▸ **Written problem**
Every entry must be copied word for word.

# # # # # # #

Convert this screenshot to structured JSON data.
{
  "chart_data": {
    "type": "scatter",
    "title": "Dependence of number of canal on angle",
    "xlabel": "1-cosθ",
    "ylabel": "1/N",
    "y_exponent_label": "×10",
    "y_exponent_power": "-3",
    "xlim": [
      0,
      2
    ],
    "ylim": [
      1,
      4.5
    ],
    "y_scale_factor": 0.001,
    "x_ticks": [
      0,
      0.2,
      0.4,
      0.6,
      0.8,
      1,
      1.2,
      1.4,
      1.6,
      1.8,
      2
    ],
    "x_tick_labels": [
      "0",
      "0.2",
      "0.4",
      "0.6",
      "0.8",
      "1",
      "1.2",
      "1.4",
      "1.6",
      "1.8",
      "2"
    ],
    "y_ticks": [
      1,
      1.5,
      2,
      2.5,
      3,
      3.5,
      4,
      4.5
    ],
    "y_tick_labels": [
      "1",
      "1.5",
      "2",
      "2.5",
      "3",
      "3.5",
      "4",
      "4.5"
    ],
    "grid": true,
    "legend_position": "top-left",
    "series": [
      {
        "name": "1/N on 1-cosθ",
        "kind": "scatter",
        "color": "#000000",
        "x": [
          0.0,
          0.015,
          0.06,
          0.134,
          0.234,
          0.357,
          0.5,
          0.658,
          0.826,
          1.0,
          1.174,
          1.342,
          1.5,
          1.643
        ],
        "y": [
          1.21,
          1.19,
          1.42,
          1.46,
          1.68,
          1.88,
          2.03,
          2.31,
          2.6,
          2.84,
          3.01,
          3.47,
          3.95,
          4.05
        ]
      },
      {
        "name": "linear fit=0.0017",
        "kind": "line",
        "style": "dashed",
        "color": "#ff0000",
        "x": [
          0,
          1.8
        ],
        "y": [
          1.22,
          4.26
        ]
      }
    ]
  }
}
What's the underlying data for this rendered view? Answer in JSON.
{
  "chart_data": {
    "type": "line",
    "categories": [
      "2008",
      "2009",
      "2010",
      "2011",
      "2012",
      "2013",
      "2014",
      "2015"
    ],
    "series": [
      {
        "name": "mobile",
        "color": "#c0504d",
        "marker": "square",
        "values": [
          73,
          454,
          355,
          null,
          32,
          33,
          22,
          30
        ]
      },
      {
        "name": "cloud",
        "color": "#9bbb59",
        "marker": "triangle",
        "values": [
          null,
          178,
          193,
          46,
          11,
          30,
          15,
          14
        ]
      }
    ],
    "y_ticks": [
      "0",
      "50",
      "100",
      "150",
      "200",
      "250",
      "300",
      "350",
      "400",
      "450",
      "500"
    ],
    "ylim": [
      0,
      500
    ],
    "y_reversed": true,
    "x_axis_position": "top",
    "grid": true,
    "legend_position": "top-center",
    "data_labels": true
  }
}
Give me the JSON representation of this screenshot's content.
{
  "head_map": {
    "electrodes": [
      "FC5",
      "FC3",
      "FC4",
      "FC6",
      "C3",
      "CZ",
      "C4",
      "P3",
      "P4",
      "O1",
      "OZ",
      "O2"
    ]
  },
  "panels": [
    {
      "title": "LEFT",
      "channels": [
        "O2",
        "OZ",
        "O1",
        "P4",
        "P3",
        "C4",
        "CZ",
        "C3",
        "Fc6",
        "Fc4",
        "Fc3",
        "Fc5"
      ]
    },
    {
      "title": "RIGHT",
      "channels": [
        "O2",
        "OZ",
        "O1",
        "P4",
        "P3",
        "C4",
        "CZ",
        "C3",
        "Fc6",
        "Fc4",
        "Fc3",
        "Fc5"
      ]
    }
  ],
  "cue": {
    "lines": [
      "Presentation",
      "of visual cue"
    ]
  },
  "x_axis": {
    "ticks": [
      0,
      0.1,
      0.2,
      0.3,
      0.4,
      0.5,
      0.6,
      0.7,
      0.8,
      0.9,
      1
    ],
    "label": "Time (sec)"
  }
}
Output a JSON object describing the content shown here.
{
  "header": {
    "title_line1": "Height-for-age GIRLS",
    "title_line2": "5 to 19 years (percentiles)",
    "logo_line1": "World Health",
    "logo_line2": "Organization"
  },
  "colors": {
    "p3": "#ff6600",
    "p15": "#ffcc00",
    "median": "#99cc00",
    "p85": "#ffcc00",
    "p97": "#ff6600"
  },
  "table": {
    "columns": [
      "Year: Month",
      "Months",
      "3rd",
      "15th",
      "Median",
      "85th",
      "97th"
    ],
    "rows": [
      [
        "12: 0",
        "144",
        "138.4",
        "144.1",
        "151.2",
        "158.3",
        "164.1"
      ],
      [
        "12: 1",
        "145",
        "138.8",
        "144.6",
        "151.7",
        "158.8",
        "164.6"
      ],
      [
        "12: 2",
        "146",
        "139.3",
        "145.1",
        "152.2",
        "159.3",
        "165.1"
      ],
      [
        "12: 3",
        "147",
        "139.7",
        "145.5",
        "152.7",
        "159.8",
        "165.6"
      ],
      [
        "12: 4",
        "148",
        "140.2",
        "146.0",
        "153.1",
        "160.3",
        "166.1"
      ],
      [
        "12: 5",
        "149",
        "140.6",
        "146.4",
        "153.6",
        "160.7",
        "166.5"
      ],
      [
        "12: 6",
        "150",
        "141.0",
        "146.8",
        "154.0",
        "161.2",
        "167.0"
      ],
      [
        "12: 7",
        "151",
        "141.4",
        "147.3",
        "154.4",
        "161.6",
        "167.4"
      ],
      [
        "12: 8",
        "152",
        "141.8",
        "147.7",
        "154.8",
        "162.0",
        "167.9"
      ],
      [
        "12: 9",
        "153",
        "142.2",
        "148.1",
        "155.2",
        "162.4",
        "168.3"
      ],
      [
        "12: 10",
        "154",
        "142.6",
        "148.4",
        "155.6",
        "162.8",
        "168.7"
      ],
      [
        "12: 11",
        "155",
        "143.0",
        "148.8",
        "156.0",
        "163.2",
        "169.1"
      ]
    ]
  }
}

# # # # # # #

▸ **Solution for this task**
Convert this screenshot to structured JSON data.
{
  "chart_data": {
    "type": "scatter",
    "title": "Dependence of number of canal on angle",
    "xlabel": "1-cosθ",
    "ylabel": "1/N",
    "y_exponent_label": "×10",
    "y_exponent_power": "-3",
    "xlim": [
      0,
      2
    ],
    "ylim": [
      1,
      4.5
    ],
    "y_scale_factor": 0.001,
    "x_ticks": [
      0,
      0.2,
      0.4,
      0.6,
      0.8,
      1,
      1.2,
      1.4,
      1.6,
      1.8,
      2
    ],
    "x_tick_labels": [
      "0",
      "0.2",
      "0.4",
      "0.6",
      "0.8",
      "1",
      "1.2",
      "1.4",
      "1.6",
      "1.8",
      "2"
    ],
    "y_ticks": [
      1,
      1.5,
      2,
      2.5,
      3,
      3.5,
      4,
      4.5
    ],
    "y_tick_labels": [
      "1",
      "1.5",
      "2",
      "2.5",
      "3",
      "3.5",
      "4",
      "4.5"
    ],
    "grid": true,
    "legend_position": "top-left",
    "series": [
      {
        "name": "1/N on 1-cosθ",
        "kind": "scatter",
        "color": "#000000",
        "x": [
          0.0,
          0.015,
          0.06,
          0.134,
          0.234,
          0.357,
          0.5,
          0.658,
          0.826,
          1.0,
          1.174,
          1.342,
          1.5,
          1.643
        ],
        "y": [
          1.21,
          1.19,
          1.42,
          1.46,
          1.68,
          1.88,
          2.03,
          2.31,
          2.6,
          2.84,
          3.01,
          3.47,
          3.95,
          4.05
        ]
      },
      {
        "name": "linear fit=0.0017",
        "kind": "line",
        "style": "dashed",
        "color": "#ff0000",
        "x": [
          0,
          1.8
        ],
        "y": [
          1.22,
          4.26
        ]
      }
    ]
  }
}
What's the underlying data for this rendered view? Answer in JSON.
{
  "chart_data": {
    "type": "line",
    "categories": [
      "2008",
      "2009",
      "2010",
      "2011",
      "2012",
      "2013",
      "2014",
      "2015"
    ],
    "series": [
      {
        "name": "mobile",
        "color": "#c0504d",
        "marker": "square",
        "values": [
          73,
          454,
          355,
          null,
          32,
          33,
          22,
          30
        ]
      },
      {
        "name": "cloud",
        "color": "#9bbb59",
        "marker": "triangle",
        "values": [
          null,
          178,
          193,
          46,
          11,
          30,
          15,
          14
        ]
      }
    ],
    "y_ticks": [
      "0",
      "50",
      "100",
      "150",
      "200",
      "250",
      "300",
      "350",
      "400",
      "450",
      "500"
    ],
    "ylim": [
      0,
      500
    ],
    "y_reversed": true,
    "x_axis_position": "top",
    "grid": true,
    "legend_position": "top-center",
    "data_labels": true
  }
}
Give me the JSON representation of this screenshot's content.
{
  "head_map": {
    "electrodes": [
      "FC5",
      "FC3",
      "FC4",
      "FC6",
      "C3",
      "CZ",
      "C4",
      "P3",
      "P4",
      "O1",
      "OZ",
      "O2"
    ]
  },
  "panels": [
    {
      "title": "LEFT",
      "channels": [
        "O2",
        "OZ",
        "O1",
        "P4",
        "P3",
        "C4",
        "CZ",
        "C3",
        "Fc6",
        "Fc4",
        "Fc3",
        "Fc5"
      ]
    },
    {
      "title": "RIGHT",
      "channels": [
        "O2",
        "OZ",
        "O1",
        "P4",
        "P3",
        "C4",
        "CZ",
        "C3",
        "Fc6",
        "Fc4",
        "Fc3",
        "Fc5"
      ]
    }
  ],
  "cue": {
    "lines": [
      "Presentation",
      "of visual cue"
    ]
  },
  "x_axis": {
    "ticks": [
      0,
      0.1,
      0.2,
      0.3,
      0.4,
      0.5,
      0.6,
      0.7,
      0.8,
      0.9,
      1
    ],
    "label": "Time (sec)"
  }
}
Output a JSON object describing the content shown here.
{
  "header": {
    "title_line1": "Height-for-age GIRLS",
    "title_line2": "5 to 19 years (percentiles)",
    "logo_line1": "World Health",
    "logo_line2": "Organization"
  },
  "colors": {
    "p3": "#ff6600",
    "p15": "#ffcc00",
    "median": "#99cc00",
    "p85": "#ffcc00",
    "p97": "#ff6600"
  },
  "table": {
    "columns": [
      "Year: Month",
      "Months",
      "3rd",
      "15th",
      "Median",
      "85th",
      "97th"
    ],
    "rows": [
      [
        "12: 0",
        "144",
        "138.4",
        "144.1",
        "151.2",
        "158.3",
        "164.1"
      ],
      [
        "12: 1",
        "145",
        "138.8",
        "144.6",
        "151.7",
        "158.8",
        "164.6"
      ],
      [
        "12: 2",
        "146",
        "139.3",
        "145.1",
        "152.2",
        "159.3",
        "165.1"
      ],
      [
        "12: 3",
        "147",
        "139.7",
        "145.5",
        "152.7",
        "159.8",
        "165.6"
      ],
      [
        "12: 4",
        "148",
        "140.2",
        "146.0",
        "153.1",
        "160.3",
        "166.1"
      ],
      [
        "12: 5",
        "149",
        "140.6",
        "146.4",
        "153.6",
        "160.7",
        "166.5"
      ],
      [
        "12: 6",
        "150",
        "141.0",
        "146.8",
        "154.0",
        "161.2",
        "167.0"
      ],
      [
        "12: 7",
        "151",
        "141.4",
        "147.3",
        "154.4",
        "161.6",
        "167.4"
      ],
      [
        "12: 8",
        "152",
        "141.8",
        "147.7",
        "154.8",
        "162.0",
        "167.9"
      ],
      [
        "12: 9",
        "153",
        "142.2",
        "148.1",
        "155.2",
        "162.4",
        "168.3"
      ],
      [
        "12: 10",
        "154",
        "142.6",
        "148.4",
        "155.6",
        "162.8",
        "168.7"
      ],
      [
        "12: 11",
        "155",
        "143.0",
        "148.8",
        "156.0",
        "163.2",
        "169.1"
      ]
    ]
  }
}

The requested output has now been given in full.